All the studied compounds are in a high-spin state at room temperature and, with the exception of complex III (measurements on an air-sealed sample), pass into a low-spin state at T < 250–120 K. It should be noted that the most complete transition is observed for complexes I and Ia. In this case, the transitions are accompanied by a reversible color change from orange to various shades of red-violet (an example of a color change for complex Ia is shown in the box in Figure 4a). The values of the effective magnetic moments of dehydrated complexes Ia, IIa and IIIa in the high-spin state at maximum temperature is 5.14, 5.28 and 4.61 μ_β, respectively. For the initial complexes I–III, the values 5.26, 5.35 and 4.73 μ_β, are observed. The obtained values of µ_eff differ from the spin only value of 4.9 μ_β, however, they range within the experimental values of 4.6–5.7 μ_β for Fe (II) [21,22]. For complexes I and Ia in the LS form, there is a small residual effective magnetic moment, which may be due to van Vleck temperature-independent paramagnetism. For compound I, the residual magnetic moment is 0.3 μ_β; for Ia it is 0.6 μ_β. In the cases of IIa and IIIa, as well as complex II, the lowest values at the temperature of liquid nitrogen are 3.92, 3.43 and 3.94 μ_β, respectively.

Complex III is in HS form throughout the studied temperature range (Figure 6). The linear dependence of the inverse magnetic susceptibility 1/(χ′) on temperature made it possible to make an approximation in the form of the Curie-Weiss law (Figure 6 shows it as a solid line):

χ′(T) = N_A·µ_β²·µ_eff²/(3k·(T−θ)),

here T is the temperature, k is the Boltzmann constant, N_A is the Avogadro constant, µ_β is the Bohr Magneton, µ_eff is the effective magnetic moment and θ is the Weiss constant [21,22].

It should be noted that in Figure 4 and Figure 5, the effective magnetic moment as a function of temperature was calculated using the formula μ_eff = (8χ′_MT)^1/2; and it is a macroscopic quantity, generally indicating the interaction between paramagnetic centers. In the form of the Curie-Weiss law, the µ_eff is a microscopic quantity corresponding to the effective magnetic moment of the paramagnetic center. In case of the absence of interaction between paramagnetic centers (an ideal paramagnetic) or at temperatures at which this interaction can be neglected (T >> θ), these values are the same. Approximation of experimental data in the form of the Curie-Weiss law made it possible to establish the antiferromagnetic nature of the exchange interaction (θ = −15 K) for complex IIIa and to obtain the value of μ_eff = 4.80 μ_β for the Fe(II) ion.

The study of the temperature dependences of the second μ_eff(T) derivative (Figure 4 and Figure 5) allowed us to determine the temperatures of the direct (T_c↑) and reverse (T_c↓) transitions for the studied compounds (

Table 5. The temperatures of the direct (Tc↑) and reverse (Tc↓) transitions for the studied complexes.

Given problem A: Retype the excerpt on magnetic properties from "The study of" to "the studied complexes.".
The entries that follow have no connection to the excerpt on magnetic properties.

Records supplied:
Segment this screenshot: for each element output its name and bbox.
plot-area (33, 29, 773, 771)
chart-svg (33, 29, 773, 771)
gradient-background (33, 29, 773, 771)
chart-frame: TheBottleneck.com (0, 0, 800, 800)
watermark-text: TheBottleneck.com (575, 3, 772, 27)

Given problem B: Rewrite the entries with "bbox" changed to "bounding box", keeping everything else the same.

Correct answer A:
The study of the temperature dependences of the second μ_eff(T) derivative (Figure 4 and Figure 5) allowed us to determine the temperatures of the direct (T_c↑) and reverse (T_c↓) transitions for the studied compounds (

Table 5. The temperatures of the direct (Tc↑) and reverse (Tc↓) transitions for the studied complexes.

Correct answer B:
Segment this screenshot: for each element output its name and bounding box.
plot-area (33, 29, 773, 771)
chart-svg (33, 29, 773, 771)
gradient-background (33, 29, 773, 771)
chart-frame: TheBottleneck.com (0, 0, 800, 800)
watermark-text: TheBottleneck.com (575, 3, 772, 27)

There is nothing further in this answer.